▸ **Exercise aim**:
Pull out every line of the listing below where "Relay" appears.

Extracted data entries:
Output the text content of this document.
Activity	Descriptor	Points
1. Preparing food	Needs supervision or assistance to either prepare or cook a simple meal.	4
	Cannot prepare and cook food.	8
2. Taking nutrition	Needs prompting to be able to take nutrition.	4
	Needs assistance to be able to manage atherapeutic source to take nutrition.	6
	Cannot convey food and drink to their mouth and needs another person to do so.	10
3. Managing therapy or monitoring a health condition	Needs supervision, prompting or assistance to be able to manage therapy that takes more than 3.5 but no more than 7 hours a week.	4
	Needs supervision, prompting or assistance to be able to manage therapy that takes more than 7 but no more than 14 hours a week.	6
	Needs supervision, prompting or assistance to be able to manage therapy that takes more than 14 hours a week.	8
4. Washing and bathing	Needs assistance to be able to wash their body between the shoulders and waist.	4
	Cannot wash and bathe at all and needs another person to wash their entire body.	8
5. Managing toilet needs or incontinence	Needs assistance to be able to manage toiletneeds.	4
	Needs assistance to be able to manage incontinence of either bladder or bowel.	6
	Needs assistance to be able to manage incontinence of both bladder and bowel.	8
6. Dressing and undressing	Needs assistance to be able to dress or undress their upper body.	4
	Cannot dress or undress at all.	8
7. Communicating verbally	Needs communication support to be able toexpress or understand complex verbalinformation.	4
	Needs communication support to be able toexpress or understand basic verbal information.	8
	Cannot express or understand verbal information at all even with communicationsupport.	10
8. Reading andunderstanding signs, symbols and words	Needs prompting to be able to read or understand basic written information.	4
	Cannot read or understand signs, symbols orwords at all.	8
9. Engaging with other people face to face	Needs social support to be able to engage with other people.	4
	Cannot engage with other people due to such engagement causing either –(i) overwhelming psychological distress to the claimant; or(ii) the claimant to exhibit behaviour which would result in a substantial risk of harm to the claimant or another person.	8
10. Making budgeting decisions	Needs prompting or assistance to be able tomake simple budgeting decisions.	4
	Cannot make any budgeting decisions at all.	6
==
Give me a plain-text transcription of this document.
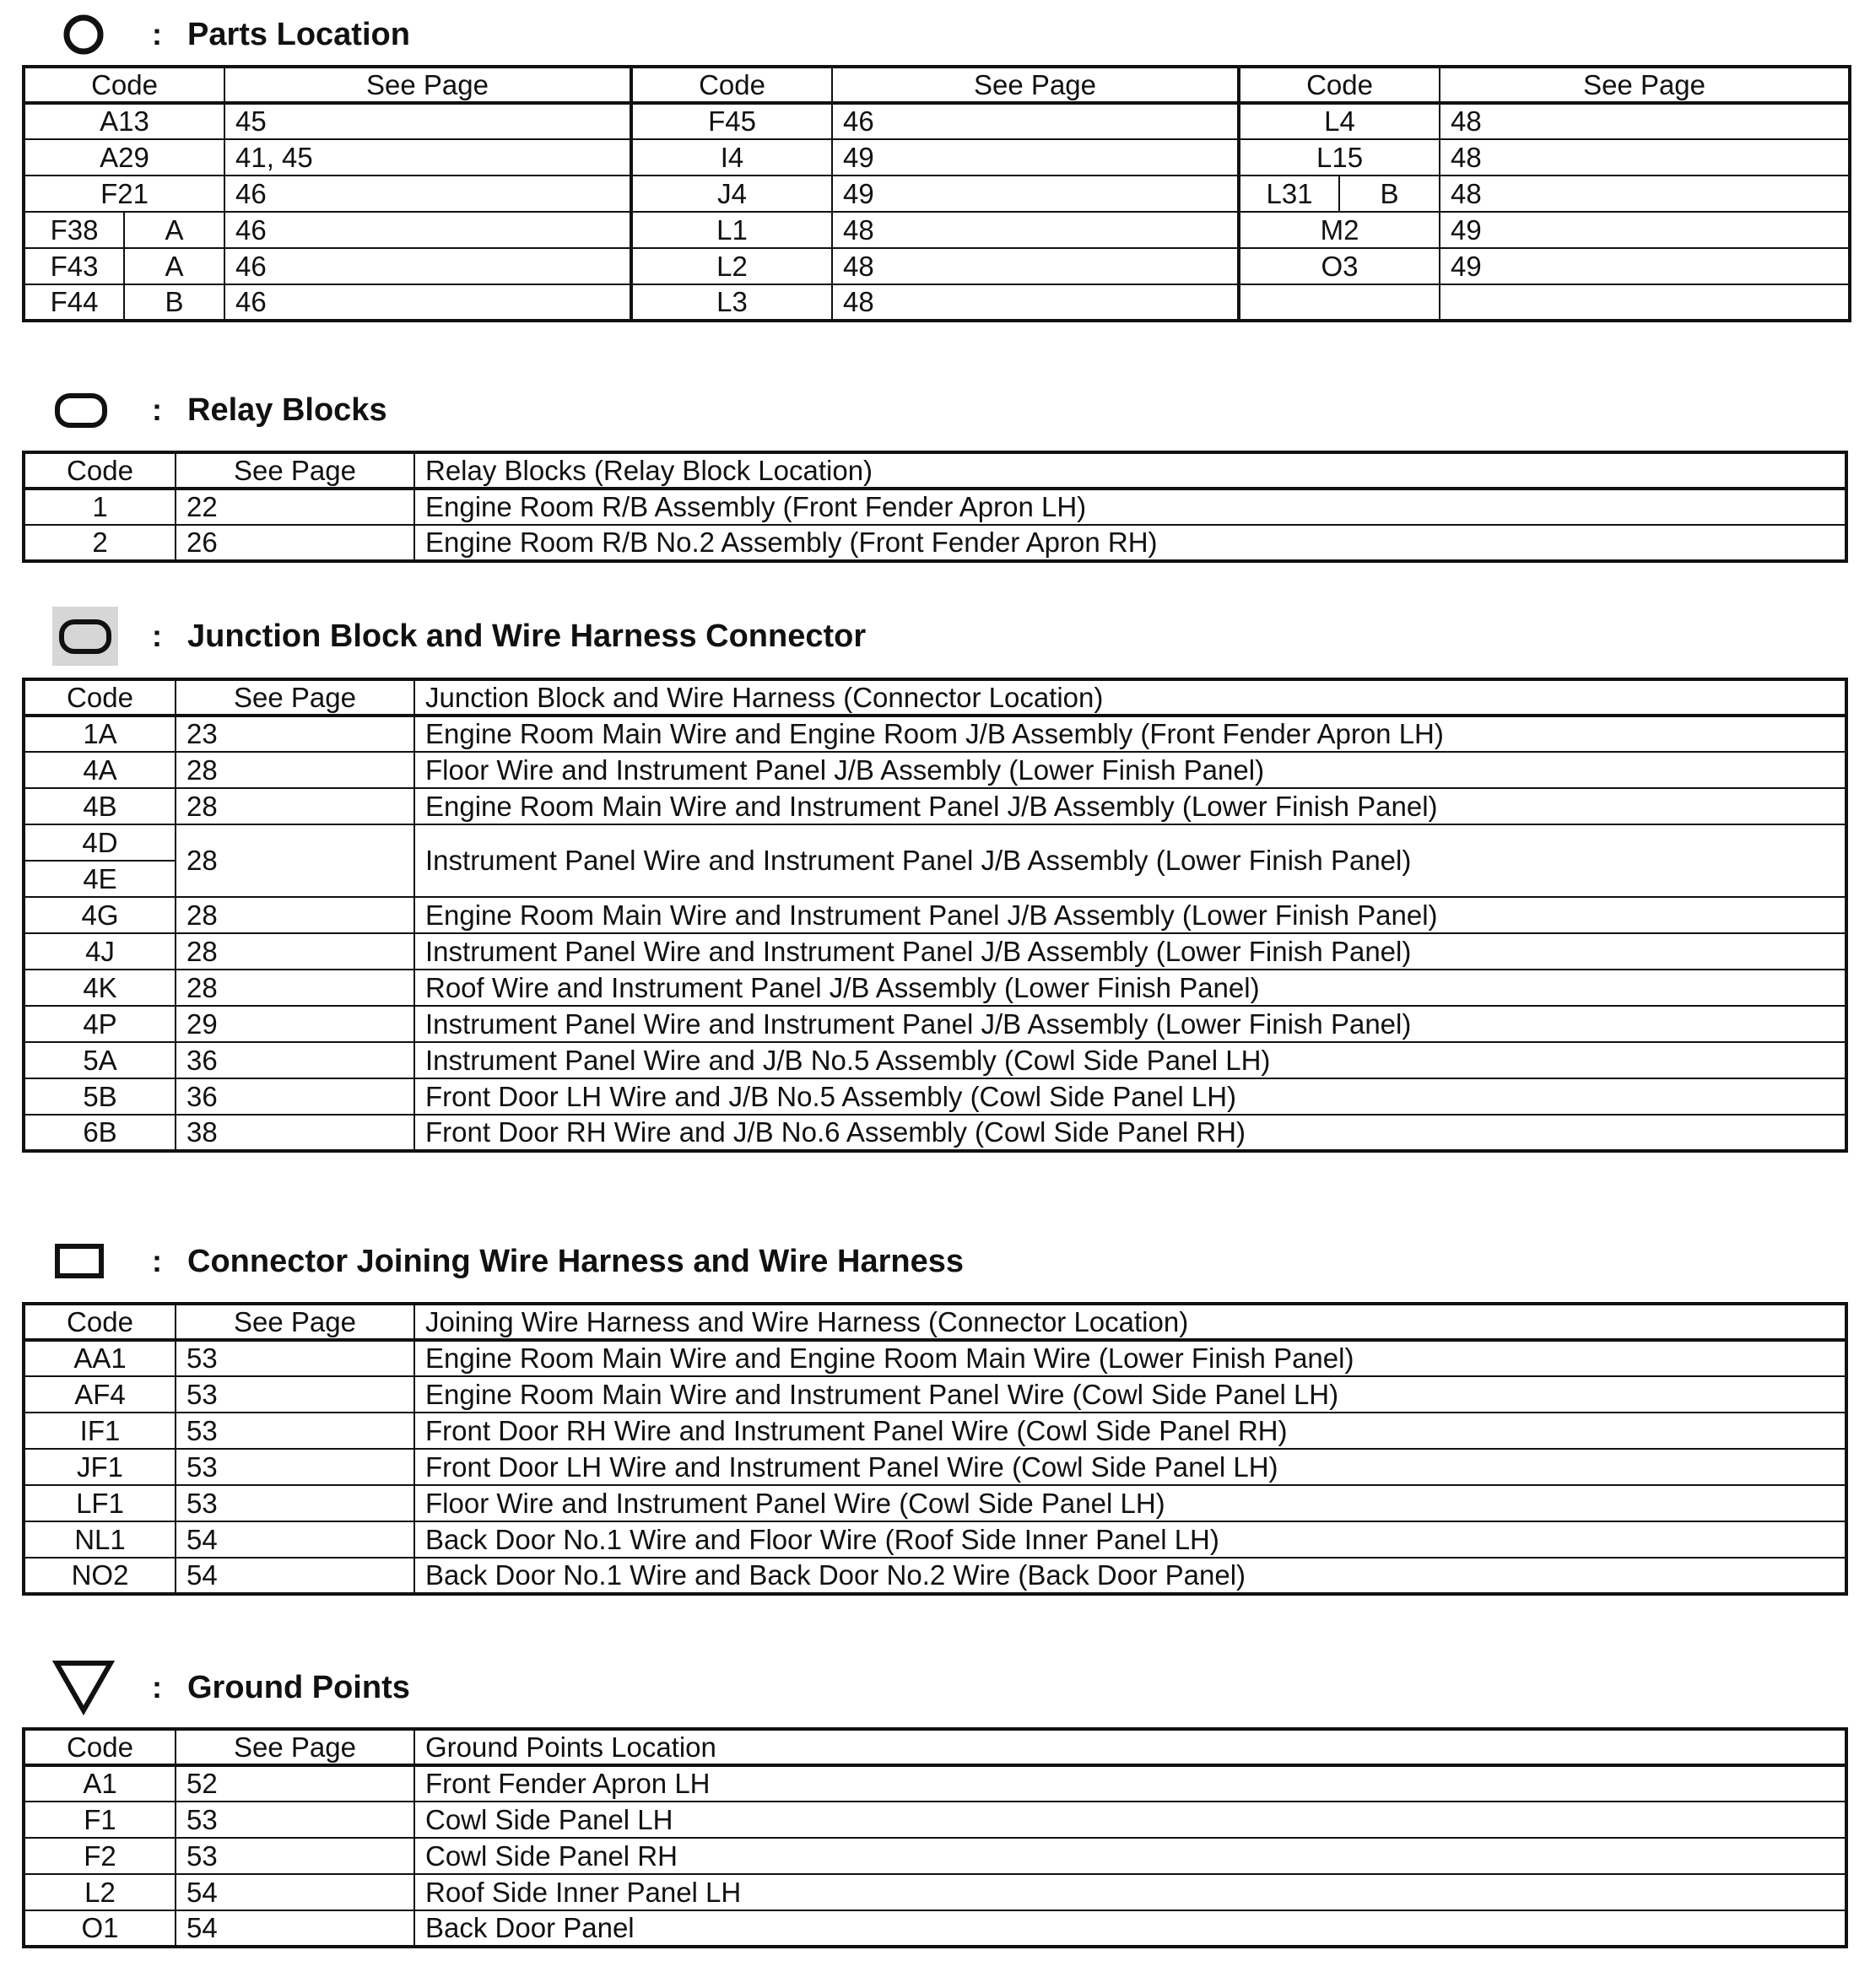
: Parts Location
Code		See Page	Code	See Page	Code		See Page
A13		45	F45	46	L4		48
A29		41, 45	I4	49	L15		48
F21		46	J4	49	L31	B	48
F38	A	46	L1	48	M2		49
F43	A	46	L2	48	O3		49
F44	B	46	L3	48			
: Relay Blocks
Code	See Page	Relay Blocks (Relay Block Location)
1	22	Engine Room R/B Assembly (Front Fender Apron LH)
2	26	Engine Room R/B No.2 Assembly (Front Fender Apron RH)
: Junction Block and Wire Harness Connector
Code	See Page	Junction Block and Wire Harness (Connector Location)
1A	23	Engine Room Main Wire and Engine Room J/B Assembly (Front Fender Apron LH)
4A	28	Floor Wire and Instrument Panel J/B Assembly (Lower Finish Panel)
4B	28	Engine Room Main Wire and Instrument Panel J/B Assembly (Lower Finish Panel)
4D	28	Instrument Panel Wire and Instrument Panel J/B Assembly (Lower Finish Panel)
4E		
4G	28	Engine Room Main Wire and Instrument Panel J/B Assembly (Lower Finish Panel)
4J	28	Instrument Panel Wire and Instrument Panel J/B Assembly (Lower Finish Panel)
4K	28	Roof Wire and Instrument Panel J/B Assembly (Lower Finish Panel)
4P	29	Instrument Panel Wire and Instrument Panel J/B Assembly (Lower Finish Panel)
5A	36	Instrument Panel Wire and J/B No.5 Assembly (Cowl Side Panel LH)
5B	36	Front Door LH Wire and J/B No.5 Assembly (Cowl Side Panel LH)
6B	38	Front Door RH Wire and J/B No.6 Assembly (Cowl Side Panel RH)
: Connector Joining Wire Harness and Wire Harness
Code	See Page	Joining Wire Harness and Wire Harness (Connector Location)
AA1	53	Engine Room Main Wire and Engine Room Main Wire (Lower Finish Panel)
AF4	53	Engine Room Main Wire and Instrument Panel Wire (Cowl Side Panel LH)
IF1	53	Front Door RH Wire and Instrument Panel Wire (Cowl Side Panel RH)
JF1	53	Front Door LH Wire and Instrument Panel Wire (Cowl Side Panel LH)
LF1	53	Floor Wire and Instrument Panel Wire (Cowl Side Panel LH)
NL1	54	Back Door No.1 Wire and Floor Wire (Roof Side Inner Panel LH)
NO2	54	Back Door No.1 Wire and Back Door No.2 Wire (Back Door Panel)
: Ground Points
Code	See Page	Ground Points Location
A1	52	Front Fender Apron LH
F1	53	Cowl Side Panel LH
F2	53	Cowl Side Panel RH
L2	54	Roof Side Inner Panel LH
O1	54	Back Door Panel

▸ **Response to the task**:
: Relay Blocks
Code	See Page	Relay Blocks (Relay Block Location)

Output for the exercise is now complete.